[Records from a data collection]
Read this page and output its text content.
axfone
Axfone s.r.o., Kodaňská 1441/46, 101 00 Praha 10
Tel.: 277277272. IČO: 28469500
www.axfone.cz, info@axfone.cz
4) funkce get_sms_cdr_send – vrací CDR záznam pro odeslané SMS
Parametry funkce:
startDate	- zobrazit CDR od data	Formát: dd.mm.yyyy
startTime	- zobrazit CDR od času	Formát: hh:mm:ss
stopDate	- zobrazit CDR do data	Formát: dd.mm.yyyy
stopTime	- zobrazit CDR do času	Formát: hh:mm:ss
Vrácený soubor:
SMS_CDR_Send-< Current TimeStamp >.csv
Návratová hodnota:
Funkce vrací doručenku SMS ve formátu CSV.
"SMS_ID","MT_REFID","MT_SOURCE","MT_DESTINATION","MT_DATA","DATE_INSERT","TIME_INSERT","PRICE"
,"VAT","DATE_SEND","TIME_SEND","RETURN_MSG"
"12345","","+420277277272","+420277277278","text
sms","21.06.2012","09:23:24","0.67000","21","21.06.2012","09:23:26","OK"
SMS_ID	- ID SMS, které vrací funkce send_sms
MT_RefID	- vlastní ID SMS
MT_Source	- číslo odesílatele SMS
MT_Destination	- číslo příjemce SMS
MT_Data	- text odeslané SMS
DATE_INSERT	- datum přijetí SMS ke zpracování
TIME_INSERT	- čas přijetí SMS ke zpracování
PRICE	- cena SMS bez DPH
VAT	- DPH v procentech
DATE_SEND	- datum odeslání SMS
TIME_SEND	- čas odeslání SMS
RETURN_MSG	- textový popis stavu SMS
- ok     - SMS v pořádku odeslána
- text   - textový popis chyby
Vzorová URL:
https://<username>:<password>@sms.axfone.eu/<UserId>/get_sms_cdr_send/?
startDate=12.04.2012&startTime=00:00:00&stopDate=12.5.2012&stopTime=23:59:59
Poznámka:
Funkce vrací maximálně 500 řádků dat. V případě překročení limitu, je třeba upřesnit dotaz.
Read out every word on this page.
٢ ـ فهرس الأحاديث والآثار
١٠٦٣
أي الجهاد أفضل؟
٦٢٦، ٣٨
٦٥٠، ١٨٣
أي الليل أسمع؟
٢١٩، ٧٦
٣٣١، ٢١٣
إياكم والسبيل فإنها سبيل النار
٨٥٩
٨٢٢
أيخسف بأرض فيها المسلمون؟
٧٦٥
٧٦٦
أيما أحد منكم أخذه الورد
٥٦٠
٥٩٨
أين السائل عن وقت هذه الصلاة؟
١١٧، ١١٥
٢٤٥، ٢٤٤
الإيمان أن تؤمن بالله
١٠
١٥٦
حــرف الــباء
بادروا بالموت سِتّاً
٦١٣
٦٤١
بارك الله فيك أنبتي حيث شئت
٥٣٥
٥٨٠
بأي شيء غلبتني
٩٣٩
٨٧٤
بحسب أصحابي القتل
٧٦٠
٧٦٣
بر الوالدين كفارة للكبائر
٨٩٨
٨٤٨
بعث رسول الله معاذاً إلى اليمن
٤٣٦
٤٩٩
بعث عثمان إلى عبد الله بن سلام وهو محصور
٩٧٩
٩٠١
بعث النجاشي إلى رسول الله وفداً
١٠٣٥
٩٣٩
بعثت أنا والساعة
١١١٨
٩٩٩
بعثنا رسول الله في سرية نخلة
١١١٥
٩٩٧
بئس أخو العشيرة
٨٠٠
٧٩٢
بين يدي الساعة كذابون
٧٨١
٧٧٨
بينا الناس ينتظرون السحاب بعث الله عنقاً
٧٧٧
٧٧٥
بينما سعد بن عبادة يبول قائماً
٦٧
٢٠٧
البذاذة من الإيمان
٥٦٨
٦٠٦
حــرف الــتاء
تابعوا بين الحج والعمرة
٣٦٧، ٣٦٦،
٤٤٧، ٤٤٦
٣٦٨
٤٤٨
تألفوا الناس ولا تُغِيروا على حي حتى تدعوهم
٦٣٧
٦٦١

### [The problem]
Pull out every line in the data above that has the word "الناس".

### [Response to this task]
بينا الناس ينتظرون السحاب بعث الله عنقاً
تألفوا الناس ولا تُغِيروا على حي حتى تدعوهم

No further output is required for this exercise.